### TASK GOAL
Filter the records below for the word "Cumulative". Copy each line that holds it.

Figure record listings
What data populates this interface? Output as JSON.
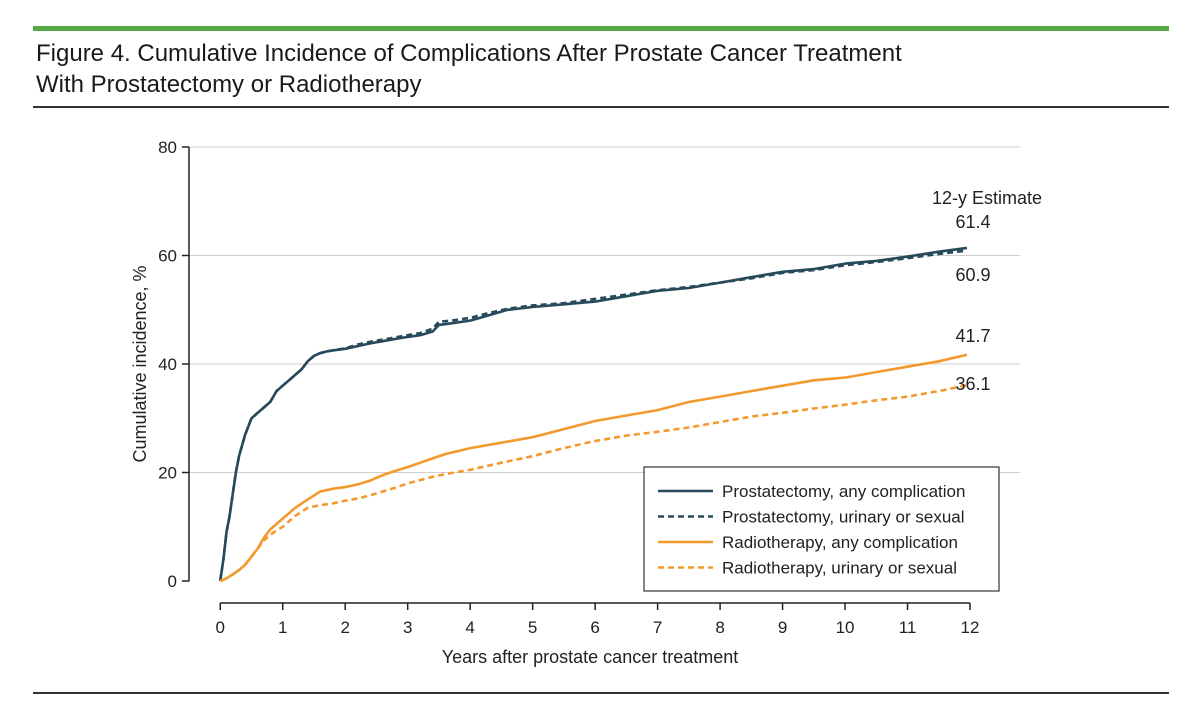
{
  "figure": {
    "title_line1": "Figure 4. Cumulative Incidence of Complications After Prostate Cancer Treatment",
    "title_line2": "With Prostatectomy or Radiotherapy"
  },
  "colors": {
    "prostatectomy": "#274a5a",
    "radiotherapy": "#f29a2e",
    "accent": "#56a845"
  },
  "chart_data": {
    "type": "line",
    "title": "Cumulative Incidence of Complications After Prostate Cancer Treatment With Prostatectomy or Radiotherapy",
    "xlabel": "Years after prostate cancer treatment",
    "ylabel": "Cumulative incidence, %",
    "xlim": [
      -0.5,
      12.8
    ],
    "ylim": [
      0,
      80
    ],
    "xticks": [
      0,
      1,
      2,
      3,
      4,
      5,
      6,
      7,
      8,
      9,
      10,
      11,
      12
    ],
    "yticks": [
      0,
      20,
      40,
      60,
      80
    ],
    "grid": "horizontal",
    "legend_position": "bottom-right",
    "estimate_header": "12-y Estimate",
    "series": [
      {
        "name": "Prostatectomy, any complication",
        "style": "solid",
        "color_key": "prostatectomy",
        "estimate": "61.4",
        "x": [
          0,
          0.05,
          0.1,
          0.15,
          0.2,
          0.25,
          0.3,
          0.35,
          0.4,
          0.5,
          0.6,
          0.7,
          0.8,
          0.9,
          1.0,
          1.1,
          1.2,
          1.3,
          1.4,
          1.5,
          1.6,
          1.7,
          1.8,
          2.0,
          2.2,
          2.4,
          2.6,
          2.8,
          3.0,
          3.2,
          3.4,
          3.5,
          3.7,
          4.0,
          4.3,
          4.6,
          5.0,
          5.5,
          6.0,
          6.5,
          7.0,
          7.5,
          8.0,
          8.5,
          9.0,
          9.5,
          10.0,
          10.5,
          11.0,
          11.5,
          11.95
        ],
        "y": [
          0,
          4,
          9,
          12,
          16,
          20,
          23,
          25,
          27,
          30,
          31,
          32,
          33,
          35,
          36,
          37,
          38,
          39,
          40.5,
          41.5,
          42,
          42.3,
          42.5,
          42.8,
          43.3,
          43.8,
          44.2,
          44.6,
          45,
          45.3,
          46,
          47.2,
          47.5,
          48,
          49,
          50,
          50.5,
          51,
          51.5,
          52.5,
          53.5,
          54,
          55,
          56,
          57,
          57.5,
          58.5,
          59,
          59.8,
          60.7,
          61.4
        ]
      },
      {
        "name": "Prostatectomy, urinary or sexual",
        "style": "dashed",
        "color_key": "prostatectomy",
        "estimate": "60.9",
        "x": [
          0,
          0.05,
          0.1,
          0.15,
          0.2,
          0.25,
          0.3,
          0.35,
          0.4,
          0.5,
          0.6,
          0.7,
          0.8,
          0.9,
          1.0,
          1.1,
          1.2,
          1.3,
          1.4,
          1.5,
          1.6,
          1.7,
          1.8,
          2.0,
          2.2,
          2.4,
          2.6,
          2.8,
          3.0,
          3.2,
          3.4,
          3.5,
          3.7,
          4.0,
          4.3,
          4.6,
          5.0,
          5.5,
          6.0,
          6.5,
          7.0,
          7.5,
          8.0,
          8.5,
          9.0,
          9.5,
          10.0,
          10.5,
          11.0,
          11.5,
          11.95
        ],
        "y": [
          0,
          4,
          9,
          12,
          16,
          20,
          23,
          25,
          27,
          30,
          31,
          32,
          33,
          35,
          36,
          37,
          38,
          39,
          40.5,
          41.5,
          42,
          42.3,
          42.5,
          42.9,
          43.6,
          44.1,
          44.5,
          44.9,
          45.3,
          45.7,
          46.5,
          47.8,
          48,
          48.5,
          49.4,
          50.2,
          50.8,
          51.2,
          52,
          52.8,
          53.6,
          54.2,
          55,
          55.8,
          56.8,
          57.3,
          58.2,
          58.8,
          59.5,
          60.3,
          60.9
        ]
      },
      {
        "name": "Radiotherapy, any complication",
        "style": "solid",
        "color_key": "radiotherapy",
        "estimate": "41.7",
        "x": [
          0,
          0.1,
          0.2,
          0.3,
          0.4,
          0.5,
          0.6,
          0.7,
          0.8,
          0.9,
          1.0,
          1.1,
          1.2,
          1.4,
          1.6,
          1.8,
          2.0,
          2.2,
          2.4,
          2.6,
          2.8,
          3.0,
          3.2,
          3.4,
          3.6,
          4.0,
          4.5,
          5.0,
          5.5,
          6.0,
          6.5,
          7.0,
          7.5,
          8.0,
          8.5,
          9.0,
          9.5,
          10.0,
          10.5,
          11.0,
          11.5,
          11.95
        ],
        "y": [
          0,
          0.5,
          1.2,
          2,
          3,
          4.5,
          6,
          8,
          9.5,
          10.5,
          11.5,
          12.5,
          13.5,
          15,
          16.5,
          17,
          17.3,
          17.8,
          18.5,
          19.5,
          20.3,
          21,
          21.8,
          22.6,
          23.4,
          24.5,
          25.5,
          26.5,
          28,
          29.5,
          30.5,
          31.5,
          33,
          34,
          35,
          36,
          37,
          37.5,
          38.5,
          39.5,
          40.5,
          41.7
        ]
      },
      {
        "name": "Radiotherapy, urinary or sexual",
        "style": "dashed",
        "color_key": "radiotherapy",
        "estimate": "36.1",
        "x": [
          0,
          0.1,
          0.2,
          0.3,
          0.4,
          0.5,
          0.6,
          0.7,
          0.8,
          0.9,
          1.0,
          1.1,
          1.2,
          1.4,
          1.6,
          1.8,
          2.0,
          2.2,
          2.4,
          2.6,
          2.8,
          3.0,
          3.2,
          3.4,
          3.6,
          4.0,
          4.5,
          5.0,
          5.5,
          6.0,
          6.5,
          7.0,
          7.5,
          8.0,
          8.5,
          9.0,
          9.5,
          10.0,
          10.5,
          11.0,
          11.5,
          11.95
        ],
        "y": [
          0,
          0.5,
          1.2,
          2,
          3,
          4.5,
          6,
          7.5,
          8.5,
          9.3,
          10,
          11,
          12,
          13.5,
          14,
          14.3,
          14.8,
          15.2,
          15.8,
          16.5,
          17.2,
          18,
          18.6,
          19.2,
          19.7,
          20.5,
          21.8,
          23,
          24.5,
          25.8,
          26.8,
          27.5,
          28.3,
          29.3,
          30.3,
          31,
          31.8,
          32.5,
          33.3,
          34,
          35,
          36.1
        ]
      }
    ]
  }
}
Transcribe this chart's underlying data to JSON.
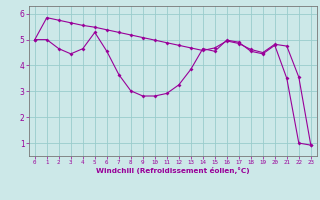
{
  "xlabel": "Windchill (Refroidissement éolien,°C)",
  "bg_color": "#cce8e8",
  "line_color": "#990099",
  "grid_color": "#99cccc",
  "xlim": [
    -0.5,
    23.5
  ],
  "ylim": [
    0.5,
    6.3
  ],
  "xticks": [
    0,
    1,
    2,
    3,
    4,
    5,
    6,
    7,
    8,
    9,
    10,
    11,
    12,
    13,
    14,
    15,
    16,
    17,
    18,
    19,
    20,
    21,
    22,
    23
  ],
  "yticks": [
    1,
    2,
    3,
    4,
    5,
    6
  ],
  "series1_x": [
    0,
    1,
    2,
    3,
    4,
    5,
    6,
    7,
    8,
    9,
    10,
    11,
    12,
    13,
    14,
    15,
    16,
    17,
    18,
    19,
    20,
    21,
    22,
    23
  ],
  "series1_y": [
    5.0,
    5.85,
    5.75,
    5.65,
    5.55,
    5.48,
    5.38,
    5.28,
    5.18,
    5.08,
    4.98,
    4.88,
    4.78,
    4.68,
    4.58,
    4.68,
    4.95,
    4.85,
    4.62,
    4.5,
    4.82,
    4.75,
    3.55,
    0.92
  ],
  "series2_x": [
    0,
    1,
    2,
    3,
    4,
    5,
    6,
    7,
    8,
    9,
    10,
    11,
    12,
    13,
    14,
    15,
    16,
    17,
    18,
    19,
    20,
    21,
    22,
    23
  ],
  "series2_y": [
    5.0,
    5.0,
    4.65,
    4.45,
    4.65,
    5.28,
    4.55,
    3.65,
    3.02,
    2.82,
    2.82,
    2.92,
    3.25,
    3.85,
    4.65,
    4.55,
    4.98,
    4.9,
    4.55,
    4.45,
    4.78,
    3.5,
    1.0,
    0.92
  ]
}
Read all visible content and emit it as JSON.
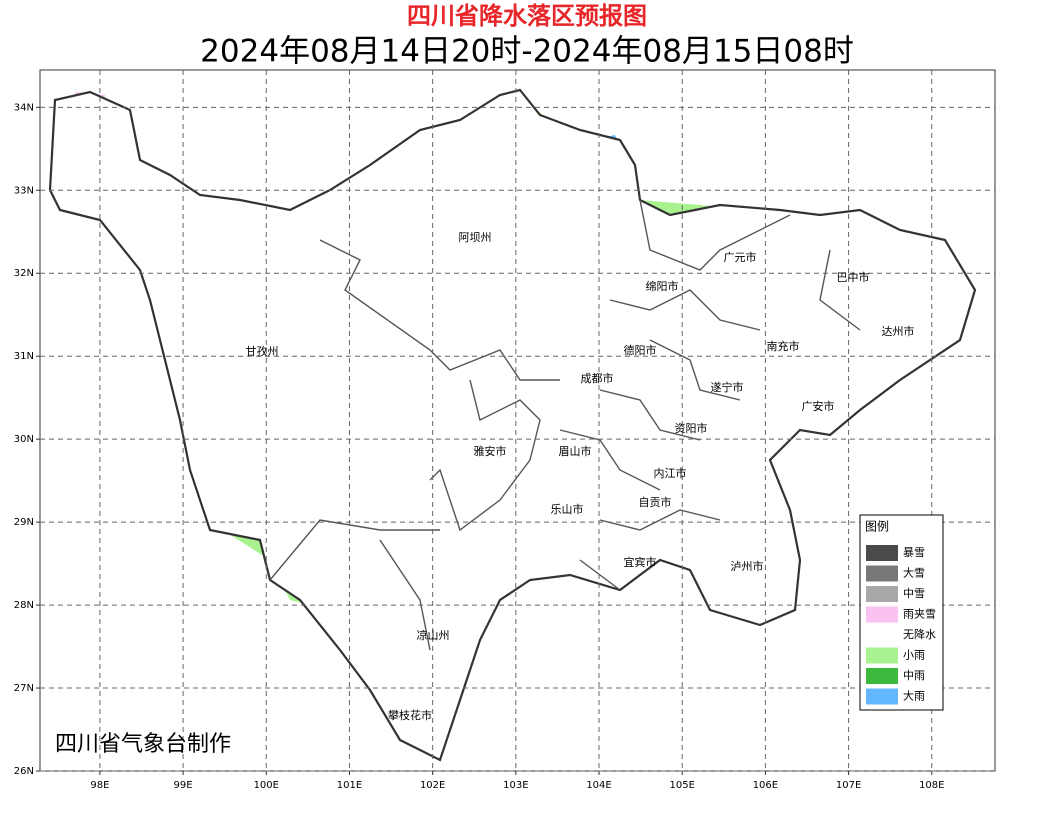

### RESULT OF THE EXERCISE
    "title_line1": "Figure 4. Cumulative Incidence of Complications After Prostate Cancer Treatment",
    "title": "Cumulative Incidence of Complications After Prostate Cancer Treatment With Prostatectomy or Radiotherapy",
    "ylabel": "Cumulative incidence, %",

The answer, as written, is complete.